[Dataset records]
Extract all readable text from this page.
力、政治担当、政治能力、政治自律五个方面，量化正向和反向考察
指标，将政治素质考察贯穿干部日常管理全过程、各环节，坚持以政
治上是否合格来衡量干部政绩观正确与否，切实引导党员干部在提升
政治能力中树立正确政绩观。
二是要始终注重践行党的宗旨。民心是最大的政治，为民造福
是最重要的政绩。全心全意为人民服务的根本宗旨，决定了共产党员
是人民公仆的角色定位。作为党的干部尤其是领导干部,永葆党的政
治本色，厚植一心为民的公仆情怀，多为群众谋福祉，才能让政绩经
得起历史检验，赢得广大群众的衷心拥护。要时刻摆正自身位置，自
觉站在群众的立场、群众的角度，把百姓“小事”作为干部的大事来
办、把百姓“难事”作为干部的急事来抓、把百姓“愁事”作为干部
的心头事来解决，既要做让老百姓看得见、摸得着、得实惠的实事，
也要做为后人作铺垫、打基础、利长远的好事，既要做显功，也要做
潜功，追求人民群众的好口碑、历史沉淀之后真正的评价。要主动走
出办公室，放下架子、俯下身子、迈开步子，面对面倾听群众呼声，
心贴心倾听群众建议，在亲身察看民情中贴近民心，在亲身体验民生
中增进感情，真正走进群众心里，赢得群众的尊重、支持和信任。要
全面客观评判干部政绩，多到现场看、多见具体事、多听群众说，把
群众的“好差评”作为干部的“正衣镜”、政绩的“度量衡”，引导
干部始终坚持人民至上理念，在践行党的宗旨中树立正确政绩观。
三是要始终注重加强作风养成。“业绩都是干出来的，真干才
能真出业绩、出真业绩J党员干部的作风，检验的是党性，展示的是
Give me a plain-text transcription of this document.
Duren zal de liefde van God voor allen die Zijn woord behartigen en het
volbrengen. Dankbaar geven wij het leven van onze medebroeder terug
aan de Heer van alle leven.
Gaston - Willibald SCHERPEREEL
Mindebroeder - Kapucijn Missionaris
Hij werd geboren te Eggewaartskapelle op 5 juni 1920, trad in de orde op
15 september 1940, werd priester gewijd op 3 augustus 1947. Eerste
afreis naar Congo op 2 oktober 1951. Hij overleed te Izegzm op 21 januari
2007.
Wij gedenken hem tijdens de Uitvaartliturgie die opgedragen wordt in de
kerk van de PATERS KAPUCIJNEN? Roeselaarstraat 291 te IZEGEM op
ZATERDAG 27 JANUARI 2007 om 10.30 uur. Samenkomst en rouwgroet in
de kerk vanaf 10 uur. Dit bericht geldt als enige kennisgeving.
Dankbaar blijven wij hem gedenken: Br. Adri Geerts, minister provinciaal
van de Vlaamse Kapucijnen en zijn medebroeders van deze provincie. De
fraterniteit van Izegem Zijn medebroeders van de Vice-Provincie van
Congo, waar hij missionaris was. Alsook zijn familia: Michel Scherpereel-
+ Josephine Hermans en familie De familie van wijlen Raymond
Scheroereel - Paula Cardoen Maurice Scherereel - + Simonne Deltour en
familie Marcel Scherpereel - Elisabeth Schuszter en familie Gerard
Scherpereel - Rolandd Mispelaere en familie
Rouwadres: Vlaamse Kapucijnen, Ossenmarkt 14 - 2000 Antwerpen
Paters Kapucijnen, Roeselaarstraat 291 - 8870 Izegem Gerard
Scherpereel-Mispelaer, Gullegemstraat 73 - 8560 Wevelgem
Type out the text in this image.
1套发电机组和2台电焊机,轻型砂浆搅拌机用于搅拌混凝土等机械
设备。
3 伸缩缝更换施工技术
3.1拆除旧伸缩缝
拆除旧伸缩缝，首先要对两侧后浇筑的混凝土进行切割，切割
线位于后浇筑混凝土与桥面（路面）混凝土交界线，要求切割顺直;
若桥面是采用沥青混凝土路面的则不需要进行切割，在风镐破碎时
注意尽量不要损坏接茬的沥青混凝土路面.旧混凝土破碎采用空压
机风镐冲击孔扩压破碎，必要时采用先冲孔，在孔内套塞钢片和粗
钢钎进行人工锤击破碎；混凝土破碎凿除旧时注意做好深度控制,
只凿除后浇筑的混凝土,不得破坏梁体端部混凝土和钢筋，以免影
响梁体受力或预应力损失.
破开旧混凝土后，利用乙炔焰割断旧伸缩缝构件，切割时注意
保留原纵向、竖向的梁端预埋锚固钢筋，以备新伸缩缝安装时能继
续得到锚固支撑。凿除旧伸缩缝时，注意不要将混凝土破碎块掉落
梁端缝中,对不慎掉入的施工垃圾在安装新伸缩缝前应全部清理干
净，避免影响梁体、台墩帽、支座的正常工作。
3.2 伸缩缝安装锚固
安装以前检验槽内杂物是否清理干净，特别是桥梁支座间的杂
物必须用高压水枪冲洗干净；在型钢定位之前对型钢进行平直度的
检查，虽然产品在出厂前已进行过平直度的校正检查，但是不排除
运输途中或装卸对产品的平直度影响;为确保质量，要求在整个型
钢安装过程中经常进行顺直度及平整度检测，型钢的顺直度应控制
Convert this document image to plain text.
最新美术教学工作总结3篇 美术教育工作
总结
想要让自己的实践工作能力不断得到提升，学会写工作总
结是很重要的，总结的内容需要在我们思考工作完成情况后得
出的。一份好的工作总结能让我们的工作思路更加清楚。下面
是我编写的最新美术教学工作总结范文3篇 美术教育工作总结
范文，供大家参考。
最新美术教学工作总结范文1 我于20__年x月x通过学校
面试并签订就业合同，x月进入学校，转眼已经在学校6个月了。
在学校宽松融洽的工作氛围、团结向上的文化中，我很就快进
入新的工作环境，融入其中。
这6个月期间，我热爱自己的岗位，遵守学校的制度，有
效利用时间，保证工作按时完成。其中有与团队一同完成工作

#### EXERCISE DESCRIPTION:
From the records above, extract every entry exactly as given.

#### ANSWER FOR THE TASK:
Extract all readable text from this page.
力、政治担当、政治能力、政治自律五个方面，量化正向和反向考察
指标，将政治素质考察贯穿干部日常管理全过程、各环节，坚持以政
治上是否合格来衡量干部政绩观正确与否，切实引导党员干部在提升
政治能力中树立正确政绩观。
二是要始终注重践行党的宗旨。民心是最大的政治，为民造福
是最重要的政绩。全心全意为人民服务的根本宗旨，决定了共产党员
是人民公仆的角色定位。作为党的干部尤其是领导干部,永葆党的政
治本色，厚植一心为民的公仆情怀，多为群众谋福祉，才能让政绩经
得起历史检验，赢得广大群众的衷心拥护。要时刻摆正自身位置，自
觉站在群众的立场、群众的角度，把百姓“小事”作为干部的大事来
办、把百姓“难事”作为干部的急事来抓、把百姓“愁事”作为干部
的心头事来解决，既要做让老百姓看得见、摸得着、得实惠的实事，
也要做为后人作铺垫、打基础、利长远的好事，既要做显功，也要做
潜功，追求人民群众的好口碑、历史沉淀之后真正的评价。要主动走
出办公室，放下架子、俯下身子、迈开步子，面对面倾听群众呼声，
心贴心倾听群众建议，在亲身察看民情中贴近民心，在亲身体验民生
中增进感情，真正走进群众心里，赢得群众的尊重、支持和信任。要
全面客观评判干部政绩，多到现场看、多见具体事、多听群众说，把
群众的“好差评”作为干部的“正衣镜”、政绩的“度量衡”，引导
干部始终坚持人民至上理念，在践行党的宗旨中树立正确政绩观。
三是要始终注重加强作风养成。“业绩都是干出来的，真干才
能真出业绩、出真业绩J党员干部的作风，检验的是党性，展示的是
Give me a plain-text transcription of this document.
Duren zal de liefde van God voor allen die Zijn woord behartigen en het
volbrengen. Dankbaar geven wij het leven van onze medebroeder terug
aan de Heer van alle leven.
Gaston - Willibald SCHERPEREEL
Mindebroeder - Kapucijn Missionaris
Hij werd geboren te Eggewaartskapelle op 5 juni 1920, trad in de orde op
15 september 1940, werd priester gewijd op 3 augustus 1947. Eerste
afreis naar Congo op 2 oktober 1951. Hij overleed te Izegzm op 21 januari
2007.
Wij gedenken hem tijdens de Uitvaartliturgie die opgedragen wordt in de
kerk van de PATERS KAPUCIJNEN? Roeselaarstraat 291 te IZEGEM op
ZATERDAG 27 JANUARI 2007 om 10.30 uur. Samenkomst en rouwgroet in
de kerk vanaf 10 uur. Dit bericht geldt als enige kennisgeving.
Dankbaar blijven wij hem gedenken: Br. Adri Geerts, minister provinciaal
van de Vlaamse Kapucijnen en zijn medebroeders van deze provincie. De
fraterniteit van Izegem Zijn medebroeders van de Vice-Provincie van
Congo, waar hij missionaris was. Alsook zijn familia: Michel Scherpereel-
+ Josephine Hermans en familie De familie van wijlen Raymond
Scheroereel - Paula Cardoen Maurice Scherereel - + Simonne Deltour en
familie Marcel Scherpereel - Elisabeth Schuszter en familie Gerard
Scherpereel - Rolandd Mispelaere en familie
Rouwadres: Vlaamse Kapucijnen, Ossenmarkt 14 - 2000 Antwerpen
Paters Kapucijnen, Roeselaarstraat 291 - 8870 Izegem Gerard
Scherpereel-Mispelaer, Gullegemstraat 73 - 8560 Wevelgem
Type out the text in this image.
1套发电机组和2台电焊机,轻型砂浆搅拌机用于搅拌混凝土等机械
设备。
3 伸缩缝更换施工技术
3.1拆除旧伸缩缝
拆除旧伸缩缝，首先要对两侧后浇筑的混凝土进行切割，切割
线位于后浇筑混凝土与桥面（路面）混凝土交界线，要求切割顺直;
若桥面是采用沥青混凝土路面的则不需要进行切割，在风镐破碎时
注意尽量不要损坏接茬的沥青混凝土路面.旧混凝土破碎采用空压
机风镐冲击孔扩压破碎，必要时采用先冲孔，在孔内套塞钢片和粗
钢钎进行人工锤击破碎；混凝土破碎凿除旧时注意做好深度控制,
只凿除后浇筑的混凝土,不得破坏梁体端部混凝土和钢筋，以免影
响梁体受力或预应力损失.
破开旧混凝土后，利用乙炔焰割断旧伸缩缝构件，切割时注意
保留原纵向、竖向的梁端预埋锚固钢筋，以备新伸缩缝安装时能继
续得到锚固支撑。凿除旧伸缩缝时，注意不要将混凝土破碎块掉落
梁端缝中,对不慎掉入的施工垃圾在安装新伸缩缝前应全部清理干
净，避免影响梁体、台墩帽、支座的正常工作。
3.2 伸缩缝安装锚固
安装以前检验槽内杂物是否清理干净，特别是桥梁支座间的杂
物必须用高压水枪冲洗干净；在型钢定位之前对型钢进行平直度的
检查，虽然产品在出厂前已进行过平直度的校正检查，但是不排除
运输途中或装卸对产品的平直度影响;为确保质量，要求在整个型
钢安装过程中经常进行顺直度及平整度检测，型钢的顺直度应控制
Convert this document image to plain text.
最新美术教学工作总结3篇 美术教育工作
总结
想要让自己的实践工作能力不断得到提升，学会写工作总
结是很重要的，总结的内容需要在我们思考工作完成情况后得
出的。一份好的工作总结能让我们的工作思路更加清楚。下面
是我编写的最新美术教学工作总结范文3篇 美术教育工作总结
范文，供大家参考。
最新美术教学工作总结范文1 我于20__年x月x通过学校
面试并签订就业合同，x月进入学校，转眼已经在学校6个月了。
在学校宽松融洽的工作氛围、团结向上的文化中，我很就快进
入新的工作环境，融入其中。
这6个月期间，我热爱自己的岗位，遵守学校的制度，有
效利用时间，保证工作按时完成。其中有与团队一同完成工作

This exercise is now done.